* START *

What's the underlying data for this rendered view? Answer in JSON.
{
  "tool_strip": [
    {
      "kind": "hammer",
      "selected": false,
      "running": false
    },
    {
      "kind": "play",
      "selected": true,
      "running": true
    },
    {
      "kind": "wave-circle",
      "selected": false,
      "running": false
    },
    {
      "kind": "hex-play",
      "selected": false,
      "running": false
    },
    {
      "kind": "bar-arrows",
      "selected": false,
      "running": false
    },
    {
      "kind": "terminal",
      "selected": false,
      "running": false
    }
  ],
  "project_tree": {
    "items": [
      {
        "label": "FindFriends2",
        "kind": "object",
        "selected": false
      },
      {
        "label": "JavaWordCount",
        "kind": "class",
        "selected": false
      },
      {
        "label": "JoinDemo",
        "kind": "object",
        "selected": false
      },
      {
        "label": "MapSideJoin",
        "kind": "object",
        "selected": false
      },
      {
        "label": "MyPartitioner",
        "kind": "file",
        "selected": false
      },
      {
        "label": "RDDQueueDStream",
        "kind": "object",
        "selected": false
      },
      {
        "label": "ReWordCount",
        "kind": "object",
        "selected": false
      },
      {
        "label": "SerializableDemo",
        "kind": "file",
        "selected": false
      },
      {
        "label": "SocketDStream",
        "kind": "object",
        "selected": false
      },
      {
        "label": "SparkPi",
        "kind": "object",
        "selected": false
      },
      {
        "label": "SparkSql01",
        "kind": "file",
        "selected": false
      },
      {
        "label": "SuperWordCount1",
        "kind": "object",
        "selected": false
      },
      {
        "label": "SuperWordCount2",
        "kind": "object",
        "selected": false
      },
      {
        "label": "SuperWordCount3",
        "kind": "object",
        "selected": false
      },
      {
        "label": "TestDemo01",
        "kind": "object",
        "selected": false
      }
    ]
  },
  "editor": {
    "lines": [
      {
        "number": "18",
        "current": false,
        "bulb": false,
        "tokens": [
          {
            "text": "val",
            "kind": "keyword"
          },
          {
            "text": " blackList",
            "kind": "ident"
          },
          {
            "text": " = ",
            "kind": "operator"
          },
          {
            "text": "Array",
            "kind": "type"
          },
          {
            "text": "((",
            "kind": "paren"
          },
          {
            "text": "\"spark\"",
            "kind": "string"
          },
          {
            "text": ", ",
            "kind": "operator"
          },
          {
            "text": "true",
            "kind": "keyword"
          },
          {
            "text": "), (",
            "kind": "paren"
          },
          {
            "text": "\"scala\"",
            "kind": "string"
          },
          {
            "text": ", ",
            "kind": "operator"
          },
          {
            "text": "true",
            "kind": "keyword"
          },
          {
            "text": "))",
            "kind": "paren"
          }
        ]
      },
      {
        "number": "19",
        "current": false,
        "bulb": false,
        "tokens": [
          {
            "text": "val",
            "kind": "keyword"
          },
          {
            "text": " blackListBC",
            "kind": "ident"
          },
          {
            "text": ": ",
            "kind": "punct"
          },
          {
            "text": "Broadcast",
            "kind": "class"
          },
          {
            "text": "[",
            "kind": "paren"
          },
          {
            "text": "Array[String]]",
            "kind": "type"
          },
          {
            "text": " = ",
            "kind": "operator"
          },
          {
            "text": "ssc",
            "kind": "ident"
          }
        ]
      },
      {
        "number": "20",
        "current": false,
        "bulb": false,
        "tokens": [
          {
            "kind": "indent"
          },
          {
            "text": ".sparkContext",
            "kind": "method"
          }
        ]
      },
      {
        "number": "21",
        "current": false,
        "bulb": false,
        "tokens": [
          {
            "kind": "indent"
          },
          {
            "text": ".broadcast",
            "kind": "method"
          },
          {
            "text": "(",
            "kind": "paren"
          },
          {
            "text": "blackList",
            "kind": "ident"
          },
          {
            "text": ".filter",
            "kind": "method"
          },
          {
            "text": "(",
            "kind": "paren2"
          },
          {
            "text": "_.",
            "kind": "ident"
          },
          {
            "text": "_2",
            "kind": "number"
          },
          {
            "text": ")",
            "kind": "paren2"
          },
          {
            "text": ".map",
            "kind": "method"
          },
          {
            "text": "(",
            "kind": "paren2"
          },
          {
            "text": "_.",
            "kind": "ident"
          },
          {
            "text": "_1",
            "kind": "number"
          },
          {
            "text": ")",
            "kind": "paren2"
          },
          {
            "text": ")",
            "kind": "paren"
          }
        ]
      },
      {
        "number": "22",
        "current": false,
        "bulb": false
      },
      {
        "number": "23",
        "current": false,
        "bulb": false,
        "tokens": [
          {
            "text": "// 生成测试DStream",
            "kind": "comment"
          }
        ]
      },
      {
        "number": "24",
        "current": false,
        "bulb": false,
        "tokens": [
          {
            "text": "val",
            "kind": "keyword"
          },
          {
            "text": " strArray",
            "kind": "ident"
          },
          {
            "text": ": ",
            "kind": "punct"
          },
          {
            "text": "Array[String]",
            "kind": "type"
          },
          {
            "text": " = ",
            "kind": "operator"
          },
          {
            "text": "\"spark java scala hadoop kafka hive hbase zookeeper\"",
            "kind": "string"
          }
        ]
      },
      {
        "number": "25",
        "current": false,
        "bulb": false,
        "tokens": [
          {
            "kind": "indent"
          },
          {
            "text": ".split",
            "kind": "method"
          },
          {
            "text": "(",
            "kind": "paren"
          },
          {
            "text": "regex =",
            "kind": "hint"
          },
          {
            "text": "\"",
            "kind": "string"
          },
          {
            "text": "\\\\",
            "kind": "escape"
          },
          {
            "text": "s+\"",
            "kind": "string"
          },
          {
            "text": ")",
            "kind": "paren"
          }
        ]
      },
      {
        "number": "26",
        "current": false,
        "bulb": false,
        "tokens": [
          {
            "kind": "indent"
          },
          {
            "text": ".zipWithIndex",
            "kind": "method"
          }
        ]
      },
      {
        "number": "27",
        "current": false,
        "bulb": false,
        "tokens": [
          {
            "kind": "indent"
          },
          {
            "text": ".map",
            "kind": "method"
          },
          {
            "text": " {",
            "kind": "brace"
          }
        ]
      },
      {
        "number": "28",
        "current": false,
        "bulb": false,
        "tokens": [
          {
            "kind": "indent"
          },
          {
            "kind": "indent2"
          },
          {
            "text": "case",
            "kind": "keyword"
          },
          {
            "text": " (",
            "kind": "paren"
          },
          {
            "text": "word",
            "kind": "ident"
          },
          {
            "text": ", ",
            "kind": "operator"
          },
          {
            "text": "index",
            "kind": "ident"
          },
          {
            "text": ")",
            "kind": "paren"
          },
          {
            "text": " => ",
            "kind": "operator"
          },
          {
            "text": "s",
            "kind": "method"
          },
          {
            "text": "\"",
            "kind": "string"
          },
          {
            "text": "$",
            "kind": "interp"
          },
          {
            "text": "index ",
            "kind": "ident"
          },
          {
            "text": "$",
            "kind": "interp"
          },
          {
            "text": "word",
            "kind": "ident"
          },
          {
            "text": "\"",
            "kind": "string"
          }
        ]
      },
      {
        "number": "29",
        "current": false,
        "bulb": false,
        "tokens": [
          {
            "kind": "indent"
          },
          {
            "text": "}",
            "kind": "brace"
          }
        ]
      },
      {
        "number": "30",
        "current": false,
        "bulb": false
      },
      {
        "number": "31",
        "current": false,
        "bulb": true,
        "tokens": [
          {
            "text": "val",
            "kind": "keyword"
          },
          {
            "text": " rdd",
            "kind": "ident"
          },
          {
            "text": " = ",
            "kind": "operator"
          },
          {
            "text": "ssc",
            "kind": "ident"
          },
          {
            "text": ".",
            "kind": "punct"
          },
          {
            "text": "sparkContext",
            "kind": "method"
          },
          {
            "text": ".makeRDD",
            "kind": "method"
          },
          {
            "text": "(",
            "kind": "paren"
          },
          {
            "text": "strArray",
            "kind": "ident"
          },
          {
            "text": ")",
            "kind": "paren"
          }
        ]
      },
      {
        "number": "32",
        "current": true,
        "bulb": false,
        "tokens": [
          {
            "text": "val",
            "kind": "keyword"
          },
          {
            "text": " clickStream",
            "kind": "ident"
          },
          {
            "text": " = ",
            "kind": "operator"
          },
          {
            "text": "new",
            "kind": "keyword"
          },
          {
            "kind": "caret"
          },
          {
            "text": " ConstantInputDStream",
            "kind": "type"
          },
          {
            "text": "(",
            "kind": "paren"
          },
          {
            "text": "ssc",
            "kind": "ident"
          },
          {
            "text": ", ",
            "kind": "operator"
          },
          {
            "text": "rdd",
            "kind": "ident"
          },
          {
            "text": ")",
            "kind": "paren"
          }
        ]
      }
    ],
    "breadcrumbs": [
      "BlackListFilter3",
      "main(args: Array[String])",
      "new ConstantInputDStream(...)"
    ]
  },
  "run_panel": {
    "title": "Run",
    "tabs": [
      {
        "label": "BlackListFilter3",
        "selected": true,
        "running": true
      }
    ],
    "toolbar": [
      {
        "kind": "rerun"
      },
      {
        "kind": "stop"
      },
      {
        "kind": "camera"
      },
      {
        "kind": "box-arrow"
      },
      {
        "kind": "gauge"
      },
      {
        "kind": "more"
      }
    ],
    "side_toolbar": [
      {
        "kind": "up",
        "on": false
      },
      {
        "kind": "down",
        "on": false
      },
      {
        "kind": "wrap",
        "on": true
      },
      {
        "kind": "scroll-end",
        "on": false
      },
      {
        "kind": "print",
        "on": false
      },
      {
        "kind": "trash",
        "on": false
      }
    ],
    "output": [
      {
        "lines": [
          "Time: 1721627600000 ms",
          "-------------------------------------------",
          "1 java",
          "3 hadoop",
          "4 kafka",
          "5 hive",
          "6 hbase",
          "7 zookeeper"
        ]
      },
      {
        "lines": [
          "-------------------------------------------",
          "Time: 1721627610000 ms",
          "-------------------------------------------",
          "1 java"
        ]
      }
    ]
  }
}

* END *

— Exercise aim —
Copy each line above containing the string "Time".

— Solution to the problem —
          "Time: 1721627600000 ms",
          "Time: 1721627610000 ms",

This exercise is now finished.